Determine how many lines in the entries below contain the word "seguimiento". The reply is that number alone.
[Opening Supplied records section]
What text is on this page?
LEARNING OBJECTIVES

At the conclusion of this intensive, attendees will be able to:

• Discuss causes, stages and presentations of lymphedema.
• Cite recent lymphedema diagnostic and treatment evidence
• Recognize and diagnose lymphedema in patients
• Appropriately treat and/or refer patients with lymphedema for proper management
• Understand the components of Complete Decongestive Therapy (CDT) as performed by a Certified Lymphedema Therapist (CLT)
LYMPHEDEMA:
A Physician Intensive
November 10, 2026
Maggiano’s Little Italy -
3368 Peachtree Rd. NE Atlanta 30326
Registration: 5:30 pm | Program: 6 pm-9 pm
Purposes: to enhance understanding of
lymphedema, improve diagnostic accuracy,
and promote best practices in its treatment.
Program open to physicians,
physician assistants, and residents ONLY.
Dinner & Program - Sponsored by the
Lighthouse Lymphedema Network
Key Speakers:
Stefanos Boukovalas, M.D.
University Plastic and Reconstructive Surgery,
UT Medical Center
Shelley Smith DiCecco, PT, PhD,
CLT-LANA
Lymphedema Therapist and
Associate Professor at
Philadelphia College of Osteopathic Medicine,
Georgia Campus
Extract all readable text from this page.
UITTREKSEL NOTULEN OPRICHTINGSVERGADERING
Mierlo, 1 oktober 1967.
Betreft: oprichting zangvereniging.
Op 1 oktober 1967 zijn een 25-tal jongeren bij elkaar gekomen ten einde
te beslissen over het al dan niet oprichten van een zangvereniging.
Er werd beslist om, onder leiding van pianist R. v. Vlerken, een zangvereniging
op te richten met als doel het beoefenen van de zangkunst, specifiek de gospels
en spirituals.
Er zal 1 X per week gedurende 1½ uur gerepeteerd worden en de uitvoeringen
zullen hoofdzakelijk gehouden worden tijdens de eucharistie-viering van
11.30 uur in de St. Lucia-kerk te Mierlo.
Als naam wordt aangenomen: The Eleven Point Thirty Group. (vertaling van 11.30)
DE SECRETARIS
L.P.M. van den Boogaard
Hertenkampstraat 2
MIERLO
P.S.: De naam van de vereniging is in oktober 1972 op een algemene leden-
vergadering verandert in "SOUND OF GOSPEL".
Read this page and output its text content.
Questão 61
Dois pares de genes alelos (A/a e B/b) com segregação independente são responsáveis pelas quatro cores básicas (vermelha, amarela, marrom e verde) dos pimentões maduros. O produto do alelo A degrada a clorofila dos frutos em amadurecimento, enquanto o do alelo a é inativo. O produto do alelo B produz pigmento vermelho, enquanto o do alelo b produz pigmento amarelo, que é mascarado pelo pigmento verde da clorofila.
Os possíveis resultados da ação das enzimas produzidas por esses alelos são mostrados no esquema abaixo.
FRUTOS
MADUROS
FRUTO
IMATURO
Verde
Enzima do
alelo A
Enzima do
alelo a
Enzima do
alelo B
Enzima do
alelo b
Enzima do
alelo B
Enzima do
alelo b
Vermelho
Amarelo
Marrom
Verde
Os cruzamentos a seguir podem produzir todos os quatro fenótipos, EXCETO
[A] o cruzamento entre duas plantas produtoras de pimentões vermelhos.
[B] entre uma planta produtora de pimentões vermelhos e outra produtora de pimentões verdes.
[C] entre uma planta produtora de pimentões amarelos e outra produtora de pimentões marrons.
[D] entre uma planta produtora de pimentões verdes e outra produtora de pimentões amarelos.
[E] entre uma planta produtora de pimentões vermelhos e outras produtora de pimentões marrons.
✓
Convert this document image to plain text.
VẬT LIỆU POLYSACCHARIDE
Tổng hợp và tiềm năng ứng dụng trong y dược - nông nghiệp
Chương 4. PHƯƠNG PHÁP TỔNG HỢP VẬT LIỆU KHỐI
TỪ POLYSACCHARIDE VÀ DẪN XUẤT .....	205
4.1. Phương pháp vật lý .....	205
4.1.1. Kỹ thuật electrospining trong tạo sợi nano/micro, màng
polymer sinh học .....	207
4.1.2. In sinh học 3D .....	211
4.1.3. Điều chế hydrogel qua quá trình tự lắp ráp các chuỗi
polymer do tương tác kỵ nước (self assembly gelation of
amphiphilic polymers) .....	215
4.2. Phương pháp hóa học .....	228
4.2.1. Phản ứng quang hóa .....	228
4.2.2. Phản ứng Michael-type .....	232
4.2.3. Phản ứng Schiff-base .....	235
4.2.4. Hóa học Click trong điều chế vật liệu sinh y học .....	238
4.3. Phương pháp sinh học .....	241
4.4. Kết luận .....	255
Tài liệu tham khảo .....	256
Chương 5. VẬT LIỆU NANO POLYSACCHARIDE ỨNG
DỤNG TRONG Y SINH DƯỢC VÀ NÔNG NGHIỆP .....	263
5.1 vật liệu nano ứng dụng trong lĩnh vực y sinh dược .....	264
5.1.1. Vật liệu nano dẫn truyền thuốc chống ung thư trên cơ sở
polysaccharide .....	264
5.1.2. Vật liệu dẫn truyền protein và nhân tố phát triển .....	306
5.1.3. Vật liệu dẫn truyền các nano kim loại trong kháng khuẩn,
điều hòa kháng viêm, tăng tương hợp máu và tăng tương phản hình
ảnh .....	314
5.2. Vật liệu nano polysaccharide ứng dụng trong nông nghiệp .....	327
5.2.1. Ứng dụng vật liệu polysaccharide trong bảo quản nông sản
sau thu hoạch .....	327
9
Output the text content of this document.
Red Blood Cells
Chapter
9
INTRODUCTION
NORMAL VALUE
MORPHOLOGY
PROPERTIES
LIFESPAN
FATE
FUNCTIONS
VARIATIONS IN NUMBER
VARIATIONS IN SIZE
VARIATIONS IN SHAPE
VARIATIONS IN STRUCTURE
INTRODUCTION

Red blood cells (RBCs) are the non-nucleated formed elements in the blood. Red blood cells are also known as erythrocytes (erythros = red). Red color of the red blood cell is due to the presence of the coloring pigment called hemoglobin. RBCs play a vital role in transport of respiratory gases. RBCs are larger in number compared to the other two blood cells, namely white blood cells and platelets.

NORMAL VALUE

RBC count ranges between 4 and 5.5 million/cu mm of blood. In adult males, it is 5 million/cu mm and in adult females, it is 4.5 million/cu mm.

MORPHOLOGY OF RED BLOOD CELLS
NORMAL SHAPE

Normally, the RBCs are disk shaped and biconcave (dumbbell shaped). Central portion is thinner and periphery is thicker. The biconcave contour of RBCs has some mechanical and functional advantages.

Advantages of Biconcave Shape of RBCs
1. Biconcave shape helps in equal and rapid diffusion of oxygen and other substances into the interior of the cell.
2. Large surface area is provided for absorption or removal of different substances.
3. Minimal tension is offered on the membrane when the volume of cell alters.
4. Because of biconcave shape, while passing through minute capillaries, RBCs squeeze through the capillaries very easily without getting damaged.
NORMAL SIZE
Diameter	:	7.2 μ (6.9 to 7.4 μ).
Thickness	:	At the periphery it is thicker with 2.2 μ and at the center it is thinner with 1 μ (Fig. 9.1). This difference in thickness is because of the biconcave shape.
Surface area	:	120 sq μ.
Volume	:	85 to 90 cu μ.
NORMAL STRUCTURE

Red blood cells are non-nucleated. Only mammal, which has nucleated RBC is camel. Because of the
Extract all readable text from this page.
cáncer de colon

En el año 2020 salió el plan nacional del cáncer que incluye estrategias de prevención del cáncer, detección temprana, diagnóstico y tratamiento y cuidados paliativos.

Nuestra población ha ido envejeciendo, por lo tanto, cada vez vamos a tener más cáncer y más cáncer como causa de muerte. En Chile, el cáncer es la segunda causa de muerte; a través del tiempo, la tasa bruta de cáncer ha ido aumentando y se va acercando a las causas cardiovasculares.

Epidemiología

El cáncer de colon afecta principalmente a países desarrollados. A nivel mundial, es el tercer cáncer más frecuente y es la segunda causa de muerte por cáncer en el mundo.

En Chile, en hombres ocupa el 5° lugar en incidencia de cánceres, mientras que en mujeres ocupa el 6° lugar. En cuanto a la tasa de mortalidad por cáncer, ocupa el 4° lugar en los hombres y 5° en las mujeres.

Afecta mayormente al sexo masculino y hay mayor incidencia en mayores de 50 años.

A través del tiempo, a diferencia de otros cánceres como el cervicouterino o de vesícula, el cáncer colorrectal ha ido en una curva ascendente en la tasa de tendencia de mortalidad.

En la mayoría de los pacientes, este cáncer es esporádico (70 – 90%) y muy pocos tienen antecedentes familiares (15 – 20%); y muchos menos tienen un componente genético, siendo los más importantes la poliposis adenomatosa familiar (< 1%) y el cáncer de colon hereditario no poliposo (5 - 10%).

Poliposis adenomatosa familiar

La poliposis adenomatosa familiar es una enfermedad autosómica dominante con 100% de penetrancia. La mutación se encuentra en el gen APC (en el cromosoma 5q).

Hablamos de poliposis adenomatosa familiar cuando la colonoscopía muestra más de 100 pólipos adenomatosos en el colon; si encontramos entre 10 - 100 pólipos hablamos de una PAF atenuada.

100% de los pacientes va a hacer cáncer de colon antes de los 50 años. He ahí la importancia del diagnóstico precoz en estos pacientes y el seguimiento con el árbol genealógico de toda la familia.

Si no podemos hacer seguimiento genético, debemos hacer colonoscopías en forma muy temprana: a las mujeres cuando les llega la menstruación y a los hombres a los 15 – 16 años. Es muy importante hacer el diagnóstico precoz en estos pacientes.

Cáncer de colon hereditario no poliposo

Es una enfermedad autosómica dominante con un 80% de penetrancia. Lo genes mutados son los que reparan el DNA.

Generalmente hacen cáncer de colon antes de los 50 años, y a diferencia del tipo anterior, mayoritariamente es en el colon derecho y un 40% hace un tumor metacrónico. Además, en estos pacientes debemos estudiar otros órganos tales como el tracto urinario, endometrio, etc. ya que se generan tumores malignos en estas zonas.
[Closing Supplied records section]
* [Solved exercise]:
2